• _The problem_: Please repeat all of the listing exactly.

• _Task input_:
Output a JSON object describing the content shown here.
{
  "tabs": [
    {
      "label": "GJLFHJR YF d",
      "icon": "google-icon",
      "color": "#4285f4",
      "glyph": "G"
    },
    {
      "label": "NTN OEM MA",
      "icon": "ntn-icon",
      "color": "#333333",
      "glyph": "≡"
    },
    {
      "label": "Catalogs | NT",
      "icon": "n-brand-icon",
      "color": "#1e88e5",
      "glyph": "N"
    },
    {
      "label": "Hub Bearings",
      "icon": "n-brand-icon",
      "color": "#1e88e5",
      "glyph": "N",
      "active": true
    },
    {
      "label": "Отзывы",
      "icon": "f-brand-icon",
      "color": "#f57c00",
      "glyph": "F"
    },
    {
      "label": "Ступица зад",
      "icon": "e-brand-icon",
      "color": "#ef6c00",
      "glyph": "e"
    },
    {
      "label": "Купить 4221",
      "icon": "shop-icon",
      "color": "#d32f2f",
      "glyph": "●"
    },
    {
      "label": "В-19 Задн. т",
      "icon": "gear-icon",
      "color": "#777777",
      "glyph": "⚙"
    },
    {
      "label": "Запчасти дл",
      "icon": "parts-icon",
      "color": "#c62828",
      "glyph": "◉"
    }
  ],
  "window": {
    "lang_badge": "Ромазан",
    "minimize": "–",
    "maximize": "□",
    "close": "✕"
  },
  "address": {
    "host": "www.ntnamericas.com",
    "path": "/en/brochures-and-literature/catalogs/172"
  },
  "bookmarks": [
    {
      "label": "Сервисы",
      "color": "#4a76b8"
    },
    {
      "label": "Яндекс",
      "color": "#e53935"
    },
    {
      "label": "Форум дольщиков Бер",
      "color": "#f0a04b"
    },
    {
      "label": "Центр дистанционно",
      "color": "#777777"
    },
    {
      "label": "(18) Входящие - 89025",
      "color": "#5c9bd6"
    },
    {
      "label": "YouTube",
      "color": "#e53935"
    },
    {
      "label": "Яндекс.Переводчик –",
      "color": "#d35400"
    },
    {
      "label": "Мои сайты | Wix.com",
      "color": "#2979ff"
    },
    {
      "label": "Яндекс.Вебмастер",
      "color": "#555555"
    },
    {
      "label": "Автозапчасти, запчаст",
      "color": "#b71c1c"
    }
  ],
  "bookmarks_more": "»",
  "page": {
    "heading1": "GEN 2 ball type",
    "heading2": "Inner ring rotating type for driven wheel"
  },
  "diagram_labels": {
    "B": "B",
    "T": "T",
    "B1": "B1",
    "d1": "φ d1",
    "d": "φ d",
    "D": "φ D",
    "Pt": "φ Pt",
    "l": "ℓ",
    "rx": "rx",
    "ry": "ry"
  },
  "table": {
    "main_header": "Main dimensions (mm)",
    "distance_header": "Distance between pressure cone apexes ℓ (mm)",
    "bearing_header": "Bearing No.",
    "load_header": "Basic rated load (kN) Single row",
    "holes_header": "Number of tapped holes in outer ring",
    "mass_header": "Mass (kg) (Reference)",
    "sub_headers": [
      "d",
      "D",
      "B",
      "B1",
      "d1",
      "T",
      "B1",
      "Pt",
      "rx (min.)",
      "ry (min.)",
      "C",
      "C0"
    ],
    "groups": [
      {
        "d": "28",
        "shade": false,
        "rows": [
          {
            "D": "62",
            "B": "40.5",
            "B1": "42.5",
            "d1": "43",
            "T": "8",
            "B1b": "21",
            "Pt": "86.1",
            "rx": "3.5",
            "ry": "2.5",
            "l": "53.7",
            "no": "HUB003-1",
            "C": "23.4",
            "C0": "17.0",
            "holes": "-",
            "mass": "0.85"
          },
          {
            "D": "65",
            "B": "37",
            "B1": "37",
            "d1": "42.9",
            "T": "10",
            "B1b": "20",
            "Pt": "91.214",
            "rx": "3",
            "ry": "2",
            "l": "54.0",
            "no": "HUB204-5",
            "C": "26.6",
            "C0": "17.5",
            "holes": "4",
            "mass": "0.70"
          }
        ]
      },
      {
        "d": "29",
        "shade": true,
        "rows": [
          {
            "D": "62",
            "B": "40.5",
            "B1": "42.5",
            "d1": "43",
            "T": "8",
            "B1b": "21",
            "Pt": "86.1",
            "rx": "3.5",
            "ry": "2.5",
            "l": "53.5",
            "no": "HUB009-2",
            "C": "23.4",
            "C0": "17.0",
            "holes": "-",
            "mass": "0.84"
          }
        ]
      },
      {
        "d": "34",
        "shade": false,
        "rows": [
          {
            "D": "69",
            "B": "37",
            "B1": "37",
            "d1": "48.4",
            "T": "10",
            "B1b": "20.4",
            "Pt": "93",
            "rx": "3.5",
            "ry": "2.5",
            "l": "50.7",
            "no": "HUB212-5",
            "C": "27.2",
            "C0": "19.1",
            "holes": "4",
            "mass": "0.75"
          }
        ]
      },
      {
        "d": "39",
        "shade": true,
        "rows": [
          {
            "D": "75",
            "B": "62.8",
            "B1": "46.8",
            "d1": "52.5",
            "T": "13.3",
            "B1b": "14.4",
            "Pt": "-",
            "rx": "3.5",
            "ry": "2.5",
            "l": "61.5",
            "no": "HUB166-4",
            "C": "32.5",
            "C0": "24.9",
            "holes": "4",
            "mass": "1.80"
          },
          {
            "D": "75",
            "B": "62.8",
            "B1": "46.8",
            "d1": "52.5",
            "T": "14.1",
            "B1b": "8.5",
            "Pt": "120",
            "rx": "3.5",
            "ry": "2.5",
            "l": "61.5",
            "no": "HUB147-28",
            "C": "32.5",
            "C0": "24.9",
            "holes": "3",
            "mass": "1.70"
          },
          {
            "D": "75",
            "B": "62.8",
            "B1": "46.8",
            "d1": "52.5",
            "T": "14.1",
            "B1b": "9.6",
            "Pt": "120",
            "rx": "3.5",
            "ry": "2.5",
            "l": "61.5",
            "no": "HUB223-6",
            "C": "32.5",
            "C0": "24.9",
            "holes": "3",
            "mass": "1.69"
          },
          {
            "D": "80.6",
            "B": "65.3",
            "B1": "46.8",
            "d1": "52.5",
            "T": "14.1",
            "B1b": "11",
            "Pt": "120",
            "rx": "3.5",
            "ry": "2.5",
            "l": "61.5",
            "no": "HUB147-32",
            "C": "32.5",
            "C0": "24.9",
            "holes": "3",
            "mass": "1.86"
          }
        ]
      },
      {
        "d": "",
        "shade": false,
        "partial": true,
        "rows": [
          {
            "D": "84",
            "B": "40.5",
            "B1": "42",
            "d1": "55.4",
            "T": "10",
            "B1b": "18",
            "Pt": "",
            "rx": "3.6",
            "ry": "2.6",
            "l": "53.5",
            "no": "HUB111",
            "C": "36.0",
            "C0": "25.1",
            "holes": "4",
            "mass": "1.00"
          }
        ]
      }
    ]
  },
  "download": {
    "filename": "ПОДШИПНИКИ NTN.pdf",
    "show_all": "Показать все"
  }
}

• _Final result_:
Output a JSON object describing the content shown here.
{
  "tabs": [
    {
      "label": "GJLFHJR YF d",
      "icon": "google-icon",
      "color": "#4285f4",
      "glyph": "G"
    },
    {
      "label": "NTN OEM MA",
      "icon": "ntn-icon",
      "color": "#333333",
      "glyph": "≡"
    },
    {
      "label": "Catalogs | NT",
      "icon": "n-brand-icon",
      "color": "#1e88e5",
      "glyph": "N"
    },
    {
      "label": "Hub Bearings",
      "icon": "n-brand-icon",
      "color": "#1e88e5",
      "glyph": "N",
      "active": true
    },
    {
      "label": "Отзывы",
      "icon": "f-brand-icon",
      "color": "#f57c00",
      "glyph": "F"
    },
    {
      "label": "Ступица зад",
      "icon": "e-brand-icon",
      "color": "#ef6c00",
      "glyph": "e"
    },
    {
      "label": "Купить 4221",
      "icon": "shop-icon",
      "color": "#d32f2f",
      "glyph": "●"
    },
    {
      "label": "В-19 Задн. т",
      "icon": "gear-icon",
      "color": "#777777",
      "glyph": "⚙"
    },
    {
      "label": "Запчасти дл",
      "icon": "parts-icon",
      "color": "#c62828",
      "glyph": "◉"
    }
  ],
  "window": {
    "lang_badge": "Ромазан",
    "minimize": "–",
    "maximize": "□",
    "close": "✕"
  },
  "address": {
    "host": "www.ntnamericas.com",
    "path": "/en/brochures-and-literature/catalogs/172"
  },
  "bookmarks": [
    {
      "label": "Сервисы",
      "color": "#4a76b8"
    },
    {
      "label": "Яндекс",
      "color": "#e53935"
    },
    {
      "label": "Форум дольщиков Бер",
      "color": "#f0a04b"
    },
    {
      "label": "Центр дистанционно",
      "color": "#777777"
    },
    {
      "label": "(18) Входящие - 89025",
      "color": "#5c9bd6"
    },
    {
      "label": "YouTube",
      "color": "#e53935"
    },
    {
      "label": "Яндекс.Переводчик –",
      "color": "#d35400"
    },
    {
      "label": "Мои сайты | Wix.com",
      "color": "#2979ff"
    },
    {
      "label": "Яндекс.Вебмастер",
      "color": "#555555"
    },
    {
      "label": "Автозапчасти, запчаст",
      "color": "#b71c1c"
    }
  ],
  "bookmarks_more": "»",
  "page": {
    "heading1": "GEN 2 ball type",
    "heading2": "Inner ring rotating type for driven wheel"
  },
  "diagram_labels": {
    "B": "B",
    "T": "T",
    "B1": "B1",
    "d1": "φ d1",
    "d": "φ d",
    "D": "φ D",
    "Pt": "φ Pt",
    "l": "ℓ",
    "rx": "rx",
    "ry": "ry"
  },
  "table": {
    "main_header": "Main dimensions (mm)",
    "distance_header": "Distance between pressure cone apexes ℓ (mm)",
    "bearing_header": "Bearing No.",
    "load_header": "Basic rated load (kN) Single row",
    "holes_header": "Number of tapped holes in outer ring",
    "mass_header": "Mass (kg) (Reference)",
    "sub_headers": [
      "d",
      "D",
      "B",
      "B1",
      "d1",
      "T",
      "B1",
      "Pt",
      "rx (min.)",
      "ry (min.)",
      "C",
      "C0"
    ],
    "groups": [
      {
        "d": "28",
        "shade": false,
        "rows": [
          {
            "D": "62",
            "B": "40.5",
            "B1": "42.5",
            "d1": "43",
            "T": "8",
            "B1b": "21",
            "Pt": "86.1",
            "rx": "3.5",
            "ry": "2.5",
            "l": "53.7",
            "no": "HUB003-1",
            "C": "23.4",
            "C0": "17.0",
            "holes": "-",
            "mass": "0.85"
          },
          {
            "D": "65",
            "B": "37",
            "B1": "37",
            "d1": "42.9",
            "T": "10",
            "B1b": "20",
            "Pt": "91.214",
            "rx": "3",
            "ry": "2",
            "l": "54.0",
            "no": "HUB204-5",
            "C": "26.6",
            "C0": "17.5",
            "holes": "4",
            "mass": "0.70"
          }
        ]
      },
      {
        "d": "29",
        "shade": true,
        "rows": [
          {
            "D": "62",
            "B": "40.5",
            "B1": "42.5",
            "d1": "43",
            "T": "8",
            "B1b": "21",
            "Pt": "86.1",
            "rx": "3.5",
            "ry": "2.5",
            "l": "53.5",
            "no": "HUB009-2",
            "C": "23.4",
            "C0": "17.0",
            "holes": "-",
            "mass": "0.84"
          }
        ]
      },
      {
        "d": "34",
        "shade": false,
        "rows": [
          {
            "D": "69",
            "B": "37",
            "B1": "37",
            "d1": "48.4",
            "T": "10",
            "B1b": "20.4",
            "Pt": "93",
            "rx": "3.5",
            "ry": "2.5",
            "l": "50.7",
            "no": "HUB212-5",
            "C": "27.2",
            "C0": "19.1",
            "holes": "4",
            "mass": "0.75"
          }
        ]
      },
      {
        "d": "39",
        "shade": true,
        "rows": [
          {
            "D": "75",
            "B": "62.8",
            "B1": "46.8",
            "d1": "52.5",
            "T": "13.3",
            "B1b": "14.4",
            "Pt": "-",
            "rx": "3.5",
            "ry": "2.5",
            "l": "61.5",
            "no": "HUB166-4",
            "C": "32.5",
            "C0": "24.9",
            "holes": "4",
            "mass": "1.80"
          },
          {
            "D": "75",
            "B": "62.8",
            "B1": "46.8",
            "d1": "52.5",
            "T": "14.1",
            "B1b": "8.5",
            "Pt": "120",
            "rx": "3.5",
            "ry": "2.5",
            "l": "61.5",
            "no": "HUB147-28",
            "C": "32.5",
            "C0": "24.9",
            "holes": "3",
            "mass": "1.70"
          },
          {
            "D": "75",
            "B": "62.8",
            "B1": "46.8",
            "d1": "52.5",
            "T": "14.1",
            "B1b": "9.6",
            "Pt": "120",
            "rx": "3.5",
            "ry": "2.5",
            "l": "61.5",
            "no": "HUB223-6",
            "C": "32.5",
            "C0": "24.9",
            "holes": "3",
            "mass": "1.69"
          },
          {
            "D": "80.6",
            "B": "65.3",
            "B1": "46.8",
            "d1": "52.5",
            "T": "14.1",
            "B1b": "11",
            "Pt": "120",
            "rx": "3.5",
            "ry": "2.5",
            "l": "61.5",
            "no": "HUB147-32",
            "C": "32.5",
            "C0": "24.9",
            "holes": "3",
            "mass": "1.86"
          }
        ]
      },
      {
        "d": "",
        "shade": false,
        "partial": true,
        "rows": [
          {
            "D": "84",
            "B": "40.5",
            "B1": "42",
            "d1": "55.4",
            "T": "10",
            "B1b": "18",
            "Pt": "",
            "rx": "3.6",
            "ry": "2.6",
            "l": "53.5",
            "no": "HUB111",
            "C": "36.0",
            "C0": "25.1",
            "holes": "4",
            "mass": "1.00"
          }
        ]
      }
    ]
  },
  "download": {
    "filename": "ПОДШИПНИКИ NTN.pdf",
    "show_all": "Показать все"
  }
}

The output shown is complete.